Stated problem: Among the following entries, count the lines that contain "RESPONDENTS" and report only the result.

++++ Data records ++++

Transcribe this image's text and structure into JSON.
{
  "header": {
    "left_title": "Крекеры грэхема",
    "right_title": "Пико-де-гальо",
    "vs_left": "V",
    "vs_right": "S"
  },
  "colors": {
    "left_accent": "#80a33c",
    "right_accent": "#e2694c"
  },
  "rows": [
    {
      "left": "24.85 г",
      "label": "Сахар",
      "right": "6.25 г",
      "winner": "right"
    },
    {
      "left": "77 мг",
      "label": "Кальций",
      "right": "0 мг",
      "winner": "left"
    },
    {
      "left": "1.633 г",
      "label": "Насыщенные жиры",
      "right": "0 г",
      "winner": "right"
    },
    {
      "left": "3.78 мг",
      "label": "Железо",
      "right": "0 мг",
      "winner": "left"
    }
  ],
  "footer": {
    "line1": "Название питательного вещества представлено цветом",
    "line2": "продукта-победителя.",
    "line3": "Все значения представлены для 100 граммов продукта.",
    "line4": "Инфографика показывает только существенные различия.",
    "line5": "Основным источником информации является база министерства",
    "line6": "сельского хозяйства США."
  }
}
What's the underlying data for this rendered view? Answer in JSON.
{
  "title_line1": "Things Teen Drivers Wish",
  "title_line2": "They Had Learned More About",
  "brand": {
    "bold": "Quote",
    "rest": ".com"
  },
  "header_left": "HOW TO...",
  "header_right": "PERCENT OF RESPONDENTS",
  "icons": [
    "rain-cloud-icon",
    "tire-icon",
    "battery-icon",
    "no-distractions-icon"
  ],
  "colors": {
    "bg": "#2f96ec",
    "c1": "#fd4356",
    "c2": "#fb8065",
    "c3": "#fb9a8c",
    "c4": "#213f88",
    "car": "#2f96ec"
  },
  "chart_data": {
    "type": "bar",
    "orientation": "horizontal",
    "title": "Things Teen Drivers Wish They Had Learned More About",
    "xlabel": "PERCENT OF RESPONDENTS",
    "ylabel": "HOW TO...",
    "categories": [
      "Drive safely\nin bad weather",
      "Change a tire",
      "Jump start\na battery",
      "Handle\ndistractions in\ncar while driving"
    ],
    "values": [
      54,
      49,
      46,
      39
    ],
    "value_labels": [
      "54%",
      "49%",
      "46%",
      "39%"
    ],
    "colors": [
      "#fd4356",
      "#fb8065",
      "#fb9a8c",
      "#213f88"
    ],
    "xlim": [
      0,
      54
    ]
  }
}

++++
++++ Data records ++++

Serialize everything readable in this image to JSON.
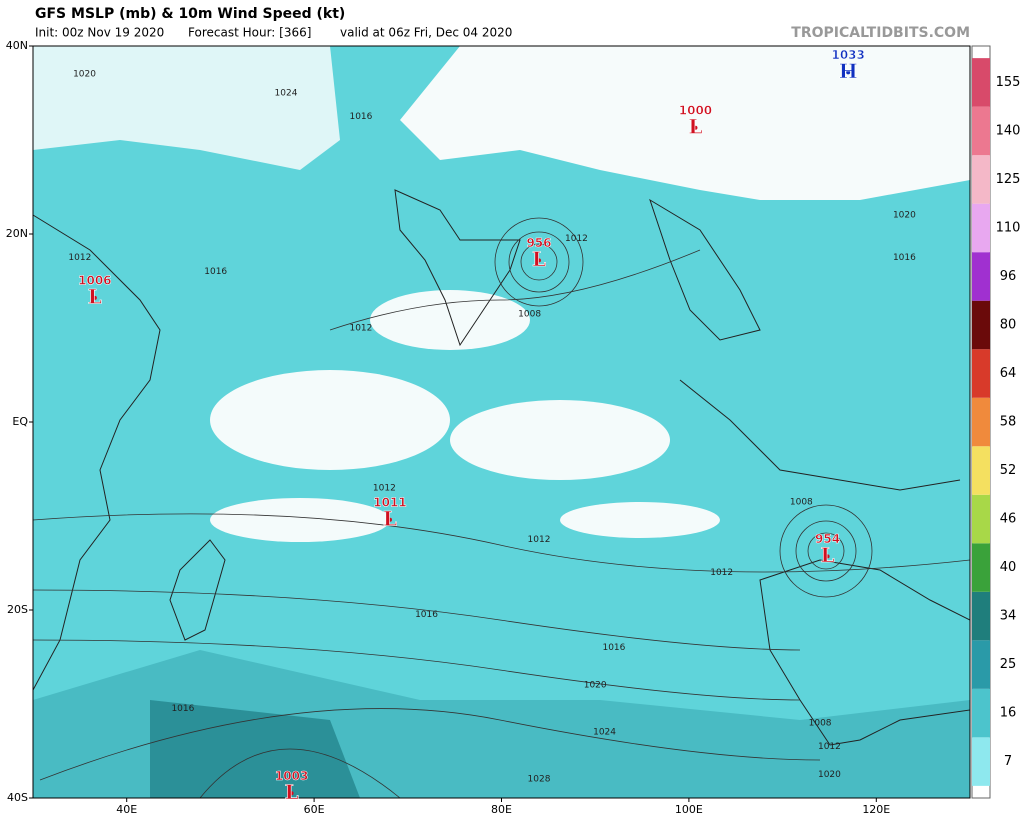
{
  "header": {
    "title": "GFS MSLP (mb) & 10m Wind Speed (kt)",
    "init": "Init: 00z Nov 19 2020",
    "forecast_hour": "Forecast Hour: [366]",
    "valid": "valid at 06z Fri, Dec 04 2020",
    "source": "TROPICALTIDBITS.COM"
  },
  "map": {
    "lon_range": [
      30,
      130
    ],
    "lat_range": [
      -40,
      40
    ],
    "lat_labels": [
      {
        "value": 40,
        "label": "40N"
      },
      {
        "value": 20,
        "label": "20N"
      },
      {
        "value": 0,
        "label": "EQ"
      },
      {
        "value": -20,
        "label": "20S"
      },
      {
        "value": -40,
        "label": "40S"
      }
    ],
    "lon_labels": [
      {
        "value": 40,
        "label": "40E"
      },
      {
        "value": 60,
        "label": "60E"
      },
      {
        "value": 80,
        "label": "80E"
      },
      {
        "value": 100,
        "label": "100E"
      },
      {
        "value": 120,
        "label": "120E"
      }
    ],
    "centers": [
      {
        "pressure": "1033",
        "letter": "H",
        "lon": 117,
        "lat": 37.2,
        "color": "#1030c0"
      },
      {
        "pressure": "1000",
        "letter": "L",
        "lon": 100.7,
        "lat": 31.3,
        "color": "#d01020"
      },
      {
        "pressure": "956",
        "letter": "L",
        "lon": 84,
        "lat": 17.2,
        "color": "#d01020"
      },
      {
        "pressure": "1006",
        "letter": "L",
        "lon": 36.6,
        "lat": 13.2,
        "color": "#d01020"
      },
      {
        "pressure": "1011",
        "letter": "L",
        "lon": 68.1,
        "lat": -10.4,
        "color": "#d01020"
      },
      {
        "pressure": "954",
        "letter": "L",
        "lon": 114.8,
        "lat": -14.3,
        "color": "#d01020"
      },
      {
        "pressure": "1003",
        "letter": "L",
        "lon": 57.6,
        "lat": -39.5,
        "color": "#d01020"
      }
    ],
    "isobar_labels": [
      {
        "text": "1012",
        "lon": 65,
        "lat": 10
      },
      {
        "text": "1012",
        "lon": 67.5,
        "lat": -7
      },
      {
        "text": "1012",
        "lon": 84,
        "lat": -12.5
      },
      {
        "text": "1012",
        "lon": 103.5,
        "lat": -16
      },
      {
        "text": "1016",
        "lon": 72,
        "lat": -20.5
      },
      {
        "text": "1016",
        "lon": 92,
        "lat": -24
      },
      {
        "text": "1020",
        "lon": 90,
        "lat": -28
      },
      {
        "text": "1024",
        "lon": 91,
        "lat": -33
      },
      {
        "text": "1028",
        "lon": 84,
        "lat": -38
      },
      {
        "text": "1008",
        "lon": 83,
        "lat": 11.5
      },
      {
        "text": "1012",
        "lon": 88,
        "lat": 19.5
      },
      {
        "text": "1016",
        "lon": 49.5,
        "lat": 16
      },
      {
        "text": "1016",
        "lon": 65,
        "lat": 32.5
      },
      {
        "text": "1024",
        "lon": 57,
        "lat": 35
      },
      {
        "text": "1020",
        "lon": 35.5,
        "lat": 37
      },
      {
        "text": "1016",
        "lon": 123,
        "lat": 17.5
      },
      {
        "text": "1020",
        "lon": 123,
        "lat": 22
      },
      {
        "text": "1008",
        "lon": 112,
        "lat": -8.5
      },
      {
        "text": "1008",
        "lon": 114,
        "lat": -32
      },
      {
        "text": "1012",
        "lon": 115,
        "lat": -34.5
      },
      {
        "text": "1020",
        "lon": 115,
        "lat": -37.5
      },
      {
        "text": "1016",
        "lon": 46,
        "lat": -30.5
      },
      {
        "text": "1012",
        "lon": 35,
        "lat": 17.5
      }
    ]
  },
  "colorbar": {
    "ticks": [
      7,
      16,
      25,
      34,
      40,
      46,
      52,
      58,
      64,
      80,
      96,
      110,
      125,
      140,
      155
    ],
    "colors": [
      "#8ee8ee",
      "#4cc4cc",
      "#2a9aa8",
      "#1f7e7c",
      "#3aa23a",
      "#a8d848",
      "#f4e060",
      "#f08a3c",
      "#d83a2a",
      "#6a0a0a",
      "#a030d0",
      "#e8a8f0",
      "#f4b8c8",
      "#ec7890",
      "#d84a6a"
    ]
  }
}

++++
++++ Data records ++++

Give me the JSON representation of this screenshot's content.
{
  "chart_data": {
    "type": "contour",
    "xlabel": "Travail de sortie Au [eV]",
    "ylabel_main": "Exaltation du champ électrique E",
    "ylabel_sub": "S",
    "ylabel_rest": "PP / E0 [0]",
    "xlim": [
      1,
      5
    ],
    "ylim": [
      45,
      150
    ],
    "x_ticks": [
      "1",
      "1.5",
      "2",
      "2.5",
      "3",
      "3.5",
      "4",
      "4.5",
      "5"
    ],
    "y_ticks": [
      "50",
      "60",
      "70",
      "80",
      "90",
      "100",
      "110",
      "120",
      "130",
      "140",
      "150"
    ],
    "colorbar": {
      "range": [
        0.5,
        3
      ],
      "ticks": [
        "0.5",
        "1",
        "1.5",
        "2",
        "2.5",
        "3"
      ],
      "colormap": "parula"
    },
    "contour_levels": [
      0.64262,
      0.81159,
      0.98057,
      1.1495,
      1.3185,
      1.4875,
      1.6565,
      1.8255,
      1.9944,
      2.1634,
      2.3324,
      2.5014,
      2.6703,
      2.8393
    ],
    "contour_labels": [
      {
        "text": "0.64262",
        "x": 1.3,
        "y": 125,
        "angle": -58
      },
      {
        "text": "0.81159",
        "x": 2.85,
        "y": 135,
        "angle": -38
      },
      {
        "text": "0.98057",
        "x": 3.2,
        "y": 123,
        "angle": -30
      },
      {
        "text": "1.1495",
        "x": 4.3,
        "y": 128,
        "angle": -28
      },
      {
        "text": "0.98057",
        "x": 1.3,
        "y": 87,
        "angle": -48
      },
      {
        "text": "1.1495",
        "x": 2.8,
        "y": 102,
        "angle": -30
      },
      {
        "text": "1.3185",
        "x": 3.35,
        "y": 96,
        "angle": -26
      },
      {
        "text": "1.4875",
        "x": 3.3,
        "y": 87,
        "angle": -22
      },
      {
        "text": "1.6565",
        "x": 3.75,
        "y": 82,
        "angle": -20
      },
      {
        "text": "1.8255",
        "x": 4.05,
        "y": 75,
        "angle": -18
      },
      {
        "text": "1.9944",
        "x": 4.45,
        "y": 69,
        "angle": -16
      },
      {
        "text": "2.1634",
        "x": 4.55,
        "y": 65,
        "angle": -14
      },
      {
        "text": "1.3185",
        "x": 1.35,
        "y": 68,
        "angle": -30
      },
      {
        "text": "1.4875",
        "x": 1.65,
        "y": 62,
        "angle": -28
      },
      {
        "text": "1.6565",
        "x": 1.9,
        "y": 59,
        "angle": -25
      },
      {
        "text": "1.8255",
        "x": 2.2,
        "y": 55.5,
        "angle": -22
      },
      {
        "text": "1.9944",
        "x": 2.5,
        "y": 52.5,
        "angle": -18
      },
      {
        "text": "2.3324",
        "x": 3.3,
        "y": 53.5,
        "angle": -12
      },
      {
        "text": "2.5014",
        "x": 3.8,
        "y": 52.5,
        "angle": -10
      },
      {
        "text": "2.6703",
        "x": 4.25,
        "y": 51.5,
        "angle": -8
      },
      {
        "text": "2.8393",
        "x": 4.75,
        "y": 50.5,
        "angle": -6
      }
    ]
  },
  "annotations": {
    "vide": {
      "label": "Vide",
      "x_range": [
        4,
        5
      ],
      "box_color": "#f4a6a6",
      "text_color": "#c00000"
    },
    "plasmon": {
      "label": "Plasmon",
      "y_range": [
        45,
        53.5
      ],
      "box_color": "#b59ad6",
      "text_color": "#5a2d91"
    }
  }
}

++++

Full response: 2